## What to work on:
Search the records below for the word "this" and show every line where it occurs.

## Data supplied:
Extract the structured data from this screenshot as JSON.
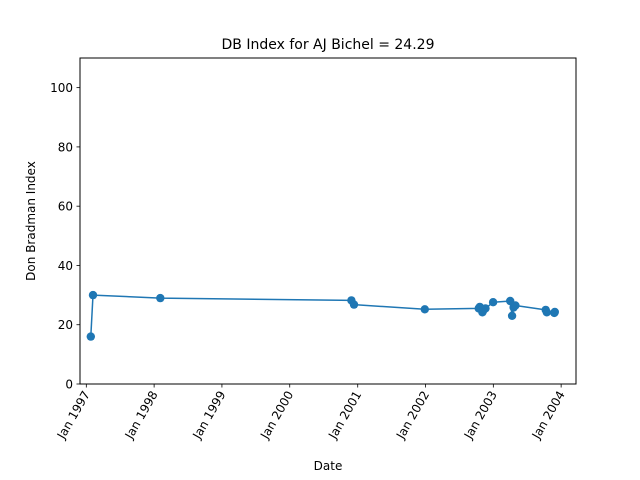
{
  "chart_data": {
    "type": "line",
    "title": "DB Index for AJ Bichel = 24.29",
    "xlabel": "Date",
    "ylabel": "Don Bradman Index",
    "ylim": [
      0,
      110
    ],
    "xlim": [
      "1996-11-28",
      "2004-03-21"
    ],
    "yticks": [
      0,
      20,
      40,
      60,
      80,
      100
    ],
    "xticks": [
      {
        "date": "1997-01-01",
        "label": "Jan 1997"
      },
      {
        "date": "1998-01-01",
        "label": "Jan 1998"
      },
      {
        "date": "1999-01-01",
        "label": "Jan 1999"
      },
      {
        "date": "2000-01-01",
        "label": "Jan 2000"
      },
      {
        "date": "2001-01-01",
        "label": "Jan 2001"
      },
      {
        "date": "2002-01-01",
        "label": "Jan 2002"
      },
      {
        "date": "2003-01-01",
        "label": "Jan 2003"
      },
      {
        "date": "2004-01-01",
        "label": "Jan 2004"
      }
    ],
    "grid": false,
    "color": "#1f77b4",
    "series": [
      {
        "x": [
          "1997-01-25",
          "1997-02-06",
          "1998-02-03",
          "2000-11-28",
          "2000-12-12",
          "2001-12-28",
          "2002-10-14",
          "2002-10-20",
          "2002-10-26",
          "2002-11-03",
          "2002-11-08",
          "2002-11-20",
          "2002-12-31",
          "2003-04-02",
          "2003-04-12",
          "2003-04-20",
          "2003-04-30",
          "2003-10-10",
          "2003-10-16",
          "2003-11-25",
          "2003-11-28"
        ],
        "y": [
          16,
          30,
          29,
          28.2,
          26.8,
          25.2,
          25.5,
          26,
          25.2,
          24.2,
          24.8,
          25.5,
          27.6,
          28,
          23,
          25.8,
          26.5,
          25,
          24.2,
          24,
          24.3
        ]
      }
    ]
  }
}
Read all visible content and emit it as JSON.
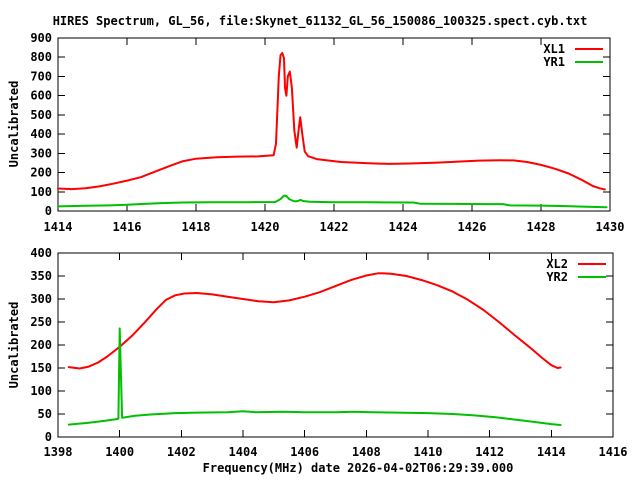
{
  "figure": {
    "background": "#ffffff",
    "axis_color": "#000000",
    "text_color": "#000000"
  },
  "chart_data": [
    {
      "type": "line",
      "title": "HIRES Spectrum, GL_56, file:Skynet_61132_GL_56_150086_100325.spect.cyb.txt",
      "xlabel": "",
      "ylabel": "Uncalibrated",
      "xlim": [
        1414,
        1430
      ],
      "ylim": [
        0,
        900
      ],
      "xticks": [
        1414,
        1416,
        1418,
        1420,
        1422,
        1424,
        1426,
        1428,
        1430
      ],
      "yticks": [
        0,
        100,
        200,
        300,
        400,
        500,
        600,
        700,
        800,
        900
      ],
      "grid": false,
      "legend_position": "top-right-inside",
      "series": [
        {
          "name": "XL1",
          "color": "#ff0000",
          "points": [
            [
              1414.0,
              117
            ],
            [
              1414.4,
              114
            ],
            [
              1414.8,
              118
            ],
            [
              1415.2,
              128
            ],
            [
              1415.6,
              142
            ],
            [
              1416.0,
              158
            ],
            [
              1416.4,
              176
            ],
            [
              1416.8,
              204
            ],
            [
              1417.2,
              232
            ],
            [
              1417.6,
              258
            ],
            [
              1418.0,
              272
            ],
            [
              1418.6,
              280
            ],
            [
              1419.2,
              283
            ],
            [
              1419.8,
              284
            ],
            [
              1420.25,
              290
            ],
            [
              1420.32,
              350
            ],
            [
              1420.4,
              700
            ],
            [
              1420.45,
              810
            ],
            [
              1420.5,
              822
            ],
            [
              1420.55,
              795
            ],
            [
              1420.58,
              640
            ],
            [
              1420.62,
              600
            ],
            [
              1420.66,
              700
            ],
            [
              1420.72,
              725
            ],
            [
              1420.78,
              640
            ],
            [
              1420.85,
              420
            ],
            [
              1420.92,
              330
            ],
            [
              1420.98,
              430
            ],
            [
              1421.02,
              488
            ],
            [
              1421.08,
              400
            ],
            [
              1421.15,
              310
            ],
            [
              1421.25,
              285
            ],
            [
              1421.5,
              270
            ],
            [
              1422.2,
              255
            ],
            [
              1423.0,
              248
            ],
            [
              1423.6,
              245
            ],
            [
              1424.2,
              247
            ],
            [
              1425.0,
              252
            ],
            [
              1425.6,
              257
            ],
            [
              1426.2,
              262
            ],
            [
              1426.8,
              264
            ],
            [
              1427.2,
              263
            ],
            [
              1427.6,
              255
            ],
            [
              1428.0,
              240
            ],
            [
              1428.4,
              220
            ],
            [
              1428.8,
              195
            ],
            [
              1429.2,
              160
            ],
            [
              1429.5,
              130
            ],
            [
              1429.7,
              118
            ],
            [
              1429.85,
              112
            ]
          ]
        },
        {
          "name": "YR1",
          "color": "#00c000",
          "points": [
            [
              1414.0,
              24
            ],
            [
              1414.8,
              27
            ],
            [
              1415.5,
              29
            ],
            [
              1416.0,
              32
            ],
            [
              1416.5,
              37
            ],
            [
              1417.0,
              41
            ],
            [
              1417.6,
              44
            ],
            [
              1418.4,
              46
            ],
            [
              1419.5,
              46
            ],
            [
              1420.3,
              47
            ],
            [
              1420.45,
              62
            ],
            [
              1420.55,
              80
            ],
            [
              1420.62,
              78
            ],
            [
              1420.7,
              62
            ],
            [
              1420.78,
              55
            ],
            [
              1420.88,
              50
            ],
            [
              1420.95,
              52
            ],
            [
              1421.03,
              58
            ],
            [
              1421.1,
              52
            ],
            [
              1421.3,
              48
            ],
            [
              1422.0,
              46
            ],
            [
              1423.0,
              45
            ],
            [
              1424.3,
              44
            ],
            [
              1424.5,
              38
            ],
            [
              1425.5,
              37
            ],
            [
              1426.4,
              36
            ],
            [
              1426.9,
              36
            ],
            [
              1427.1,
              29
            ],
            [
              1428.0,
              28
            ],
            [
              1428.6,
              26
            ],
            [
              1429.2,
              23
            ],
            [
              1429.9,
              20
            ]
          ]
        }
      ]
    },
    {
      "type": "line",
      "title": "",
      "xlabel": "Frequency(MHz) date 2026-04-02T06:29:39.000",
      "ylabel": "Uncalibrated",
      "xlim": [
        1398,
        1416
      ],
      "ylim": [
        0,
        400
      ],
      "xticks": [
        1398,
        1400,
        1402,
        1404,
        1406,
        1408,
        1410,
        1412,
        1414,
        1416
      ],
      "yticks": [
        0,
        50,
        100,
        150,
        200,
        250,
        300,
        350,
        400
      ],
      "grid": false,
      "legend_position": "top-right-inside",
      "series": [
        {
          "name": "XL2",
          "color": "#ff0000",
          "points": [
            [
              1398.35,
              152
            ],
            [
              1398.7,
              149
            ],
            [
              1399.0,
              153
            ],
            [
              1399.3,
              162
            ],
            [
              1399.6,
              175
            ],
            [
              1400.0,
              196
            ],
            [
              1400.4,
              220
            ],
            [
              1400.8,
              248
            ],
            [
              1401.2,
              278
            ],
            [
              1401.5,
              298
            ],
            [
              1401.8,
              308
            ],
            [
              1402.1,
              312
            ],
            [
              1402.5,
              313
            ],
            [
              1403.0,
              310
            ],
            [
              1403.5,
              305
            ],
            [
              1404.0,
              300
            ],
            [
              1404.5,
              295
            ],
            [
              1405.0,
              293
            ],
            [
              1405.5,
              297
            ],
            [
              1406.0,
              305
            ],
            [
              1406.5,
              315
            ],
            [
              1407.0,
              328
            ],
            [
              1407.5,
              341
            ],
            [
              1408.0,
              351
            ],
            [
              1408.4,
              356
            ],
            [
              1408.8,
              355
            ],
            [
              1409.3,
              350
            ],
            [
              1409.8,
              341
            ],
            [
              1410.3,
              330
            ],
            [
              1410.8,
              316
            ],
            [
              1411.3,
              298
            ],
            [
              1411.8,
              276
            ],
            [
              1412.3,
              250
            ],
            [
              1412.8,
              222
            ],
            [
              1413.3,
              195
            ],
            [
              1413.7,
              172
            ],
            [
              1414.0,
              156
            ],
            [
              1414.2,
              150
            ],
            [
              1414.3,
              151
            ]
          ]
        },
        {
          "name": "YR2",
          "color": "#00c000",
          "points": [
            [
              1398.35,
              27
            ],
            [
              1399.0,
              31
            ],
            [
              1399.5,
              35
            ],
            [
              1399.9,
              39
            ],
            [
              1399.96,
              40
            ],
            [
              1400.0,
              236
            ],
            [
              1400.08,
              42
            ],
            [
              1400.5,
              46
            ],
            [
              1401.0,
              49
            ],
            [
              1401.8,
              52
            ],
            [
              1402.5,
              53
            ],
            [
              1403.5,
              54
            ],
            [
              1404.0,
              56
            ],
            [
              1404.4,
              54
            ],
            [
              1405.3,
              55
            ],
            [
              1406.0,
              54
            ],
            [
              1407.0,
              54
            ],
            [
              1407.6,
              55
            ],
            [
              1408.2,
              54
            ],
            [
              1409.0,
              53
            ],
            [
              1410.0,
              52
            ],
            [
              1410.8,
              50
            ],
            [
              1411.5,
              47
            ],
            [
              1412.2,
              43
            ],
            [
              1412.8,
              38
            ],
            [
              1413.4,
              33
            ],
            [
              1414.0,
              28
            ],
            [
              1414.3,
              26
            ]
          ]
        }
      ]
    }
  ]
}
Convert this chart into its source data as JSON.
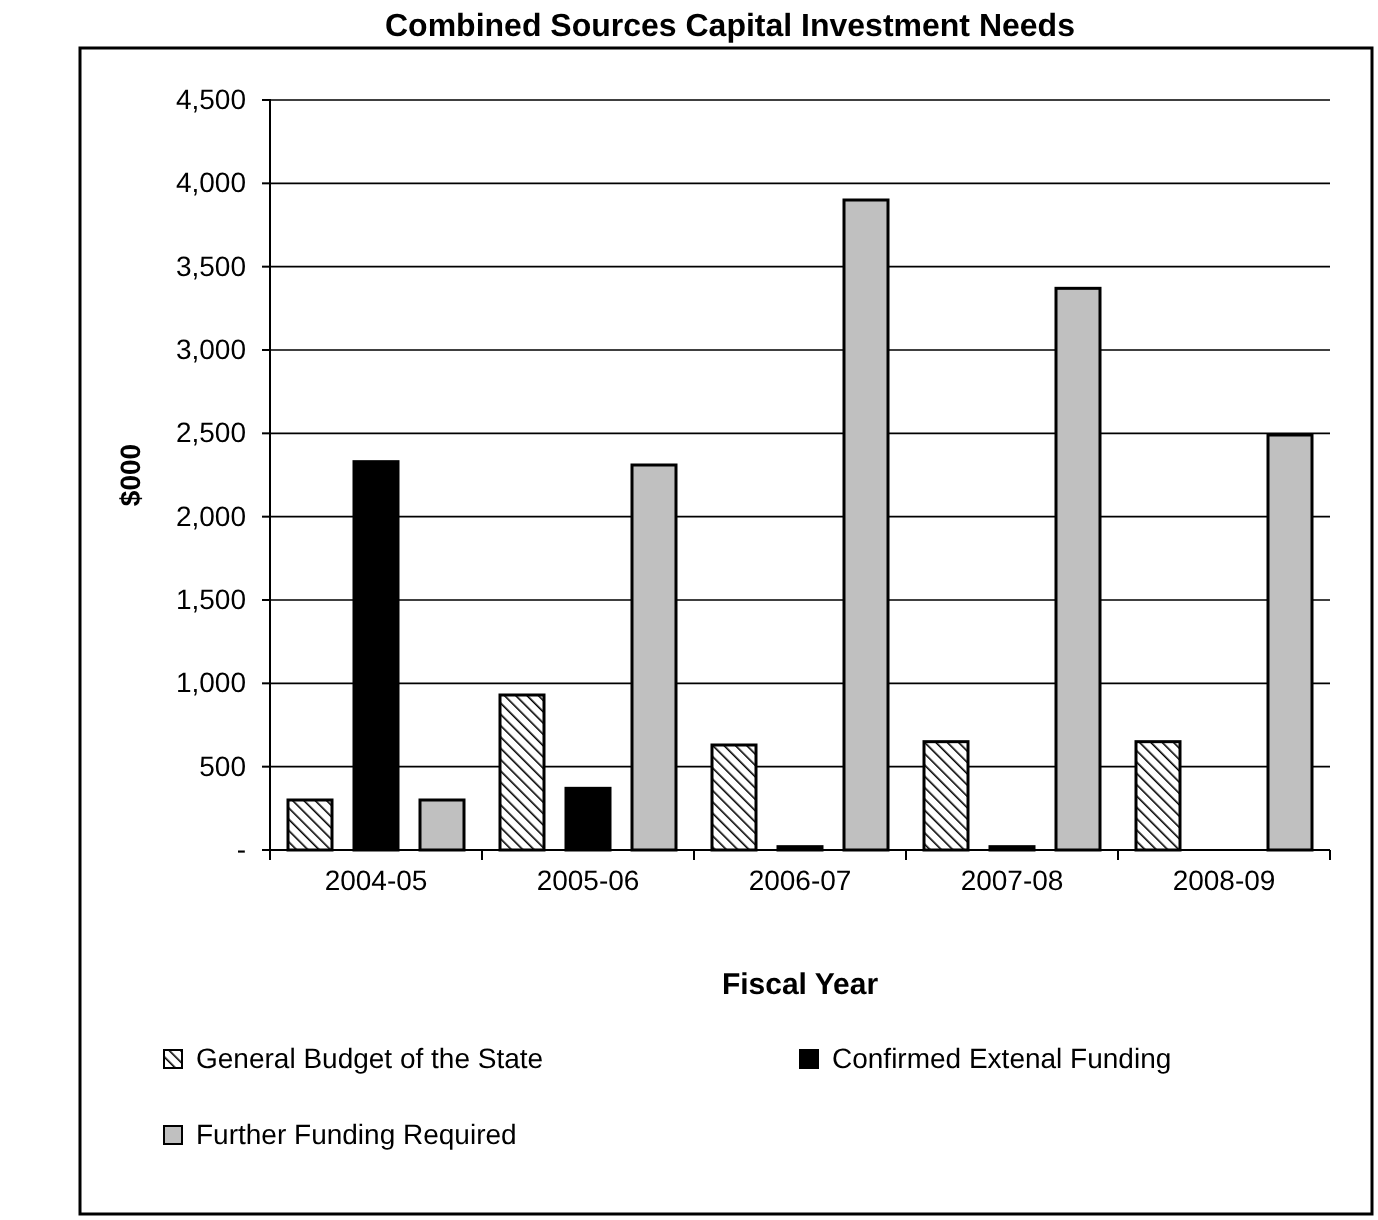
{
  "chart_data": {
    "type": "bar",
    "title": "Combined Sources Capital Investment Needs",
    "xlabel": "Fiscal Year",
    "ylabel": "$000",
    "categories": [
      "2004-05",
      "2005-06",
      "2006-07",
      "2007-08",
      "2008-09"
    ],
    "series": [
      {
        "name": "General Budget of the State",
        "color": "#000000",
        "values": [
          300,
          930,
          630,
          650,
          650
        ]
      },
      {
        "name": "Confirmed Extenal Funding",
        "color": "#000000",
        "values": [
          2330,
          370,
          20,
          20,
          0
        ]
      },
      {
        "name": "Further Funding Required",
        "color": "#c0c0c0",
        "values": [
          300,
          2310,
          3900,
          3370,
          2490
        ]
      }
    ],
    "ylim": [
      0,
      4500
    ],
    "yticks": [
      {
        "value": 0,
        "label": "-"
      },
      {
        "value": 500,
        "label": "500"
      },
      {
        "value": 1000,
        "label": "1,000"
      },
      {
        "value": 1500,
        "label": "1,500"
      },
      {
        "value": 2000,
        "label": "2,000"
      },
      {
        "value": 2500,
        "label": "2,500"
      },
      {
        "value": 3000,
        "label": "3,000"
      },
      {
        "value": 3500,
        "label": "3,500"
      },
      {
        "value": 4000,
        "label": "4,000"
      },
      {
        "value": 4500,
        "label": "4,500"
      }
    ],
    "grid": "y",
    "legend": "bottom"
  }
}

## Result of the exercise:
Extract the structured data from this screenshot as JSON.
Convert this chart into its source data as JSON.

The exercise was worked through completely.